**WHAT THE TASK ASKS:**
Below is a set of records; restate each one word for word.

════

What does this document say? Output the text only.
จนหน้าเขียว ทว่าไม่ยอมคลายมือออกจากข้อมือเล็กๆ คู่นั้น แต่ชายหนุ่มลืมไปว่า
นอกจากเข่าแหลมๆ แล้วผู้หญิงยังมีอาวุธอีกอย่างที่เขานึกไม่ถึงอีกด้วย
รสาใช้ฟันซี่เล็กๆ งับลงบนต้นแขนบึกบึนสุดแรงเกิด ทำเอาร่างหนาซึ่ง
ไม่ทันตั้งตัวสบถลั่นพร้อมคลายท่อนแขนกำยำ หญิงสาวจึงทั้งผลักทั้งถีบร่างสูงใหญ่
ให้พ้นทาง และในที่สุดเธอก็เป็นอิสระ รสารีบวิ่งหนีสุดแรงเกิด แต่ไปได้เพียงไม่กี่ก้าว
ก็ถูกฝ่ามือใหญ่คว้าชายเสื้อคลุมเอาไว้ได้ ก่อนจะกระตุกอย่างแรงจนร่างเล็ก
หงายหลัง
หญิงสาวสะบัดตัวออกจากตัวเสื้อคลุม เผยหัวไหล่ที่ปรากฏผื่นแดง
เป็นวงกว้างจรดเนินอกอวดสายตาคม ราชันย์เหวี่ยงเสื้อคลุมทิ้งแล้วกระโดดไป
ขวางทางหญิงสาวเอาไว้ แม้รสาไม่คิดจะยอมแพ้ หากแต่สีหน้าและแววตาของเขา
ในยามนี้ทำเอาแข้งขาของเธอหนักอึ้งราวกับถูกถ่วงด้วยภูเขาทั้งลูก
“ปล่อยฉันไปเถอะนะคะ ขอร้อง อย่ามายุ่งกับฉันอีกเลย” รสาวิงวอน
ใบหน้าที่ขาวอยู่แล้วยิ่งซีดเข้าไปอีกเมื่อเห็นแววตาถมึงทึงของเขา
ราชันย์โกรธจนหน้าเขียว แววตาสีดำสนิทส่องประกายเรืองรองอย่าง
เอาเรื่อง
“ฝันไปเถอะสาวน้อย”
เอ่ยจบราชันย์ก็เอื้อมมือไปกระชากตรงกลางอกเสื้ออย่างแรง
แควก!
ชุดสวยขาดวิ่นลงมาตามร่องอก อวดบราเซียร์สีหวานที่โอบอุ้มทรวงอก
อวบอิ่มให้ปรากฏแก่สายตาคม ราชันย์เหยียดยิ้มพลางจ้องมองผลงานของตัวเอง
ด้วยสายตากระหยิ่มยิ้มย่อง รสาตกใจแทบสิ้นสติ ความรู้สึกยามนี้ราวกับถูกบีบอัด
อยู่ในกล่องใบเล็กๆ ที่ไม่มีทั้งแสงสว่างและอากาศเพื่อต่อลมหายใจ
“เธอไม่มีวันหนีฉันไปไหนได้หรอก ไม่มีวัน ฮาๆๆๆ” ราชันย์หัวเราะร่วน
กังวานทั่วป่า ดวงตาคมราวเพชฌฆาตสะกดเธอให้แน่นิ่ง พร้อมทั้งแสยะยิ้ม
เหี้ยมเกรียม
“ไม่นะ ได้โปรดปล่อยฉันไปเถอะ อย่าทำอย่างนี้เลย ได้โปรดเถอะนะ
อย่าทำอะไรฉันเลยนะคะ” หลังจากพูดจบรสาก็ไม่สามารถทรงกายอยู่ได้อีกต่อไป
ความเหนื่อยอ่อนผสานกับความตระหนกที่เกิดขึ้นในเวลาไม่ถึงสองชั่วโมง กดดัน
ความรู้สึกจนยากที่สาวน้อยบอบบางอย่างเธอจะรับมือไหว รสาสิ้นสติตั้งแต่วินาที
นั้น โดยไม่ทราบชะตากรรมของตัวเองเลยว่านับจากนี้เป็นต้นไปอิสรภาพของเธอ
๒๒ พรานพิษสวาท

════

**EXPECTED OUTPUT:**
What does this document say? Output the text only.
จนหน้าเขียว ทว่าไม่ยอมคลายมือออกจากข้อมือเล็กๆ คู่นั้น แต่ชายหนุ่มลืมไปว่า
นอกจากเข่าแหลมๆ แล้วผู้หญิงยังมีอาวุธอีกอย่างที่เขานึกไม่ถึงอีกด้วย
รสาใช้ฟันซี่เล็กๆ งับลงบนต้นแขนบึกบึนสุดแรงเกิด ทำเอาร่างหนาซึ่ง
ไม่ทันตั้งตัวสบถลั่นพร้อมคลายท่อนแขนกำยำ หญิงสาวจึงทั้งผลักทั้งถีบร่างสูงใหญ่
ให้พ้นทาง และในที่สุดเธอก็เป็นอิสระ รสารีบวิ่งหนีสุดแรงเกิด แต่ไปได้เพียงไม่กี่ก้าว
ก็ถูกฝ่ามือใหญ่คว้าชายเสื้อคลุมเอาไว้ได้ ก่อนจะกระตุกอย่างแรงจนร่างเล็ก
หงายหลัง
หญิงสาวสะบัดตัวออกจากตัวเสื้อคลุม เผยหัวไหล่ที่ปรากฏผื่นแดง
เป็นวงกว้างจรดเนินอกอวดสายตาคม ราชันย์เหวี่ยงเสื้อคลุมทิ้งแล้วกระโดดไป
ขวางทางหญิงสาวเอาไว้ แม้รสาไม่คิดจะยอมแพ้ หากแต่สีหน้าและแววตาของเขา
ในยามนี้ทำเอาแข้งขาของเธอหนักอึ้งราวกับถูกถ่วงด้วยภูเขาทั้งลูก
“ปล่อยฉันไปเถอะนะคะ ขอร้อง อย่ามายุ่งกับฉันอีกเลย” รสาวิงวอน
ใบหน้าที่ขาวอยู่แล้วยิ่งซีดเข้าไปอีกเมื่อเห็นแววตาถมึงทึงของเขา
ราชันย์โกรธจนหน้าเขียว แววตาสีดำสนิทส่องประกายเรืองรองอย่าง
เอาเรื่อง
“ฝันไปเถอะสาวน้อย”
เอ่ยจบราชันย์ก็เอื้อมมือไปกระชากตรงกลางอกเสื้ออย่างแรง
แควก!
ชุดสวยขาดวิ่นลงมาตามร่องอก อวดบราเซียร์สีหวานที่โอบอุ้มทรวงอก
อวบอิ่มให้ปรากฏแก่สายตาคม ราชันย์เหยียดยิ้มพลางจ้องมองผลงานของตัวเอง
ด้วยสายตากระหยิ่มยิ้มย่อง รสาตกใจแทบสิ้นสติ ความรู้สึกยามนี้ราวกับถูกบีบอัด
อยู่ในกล่องใบเล็กๆ ที่ไม่มีทั้งแสงสว่างและอากาศเพื่อต่อลมหายใจ
“เธอไม่มีวันหนีฉันไปไหนได้หรอก ไม่มีวัน ฮาๆๆๆ” ราชันย์หัวเราะร่วน
กังวานทั่วป่า ดวงตาคมราวเพชฌฆาตสะกดเธอให้แน่นิ่ง พร้อมทั้งแสยะยิ้ม
เหี้ยมเกรียม
“ไม่นะ ได้โปรดปล่อยฉันไปเถอะ อย่าทำอย่างนี้เลย ได้โปรดเถอะนะ
อย่าทำอะไรฉันเลยนะคะ” หลังจากพูดจบรสาก็ไม่สามารถทรงกายอยู่ได้อีกต่อไป
ความเหนื่อยอ่อนผสานกับความตระหนกที่เกิดขึ้นในเวลาไม่ถึงสองชั่วโมง กดดัน
ความรู้สึกจนยากที่สาวน้อยบอบบางอย่างเธอจะรับมือไหว รสาสิ้นสติตั้งแต่วินาที
นั้น โดยไม่ทราบชะตากรรมของตัวเองเลยว่านับจากนี้เป็นต้นไปอิสรภาพของเธอ
๒๒ พรานพิษสวาท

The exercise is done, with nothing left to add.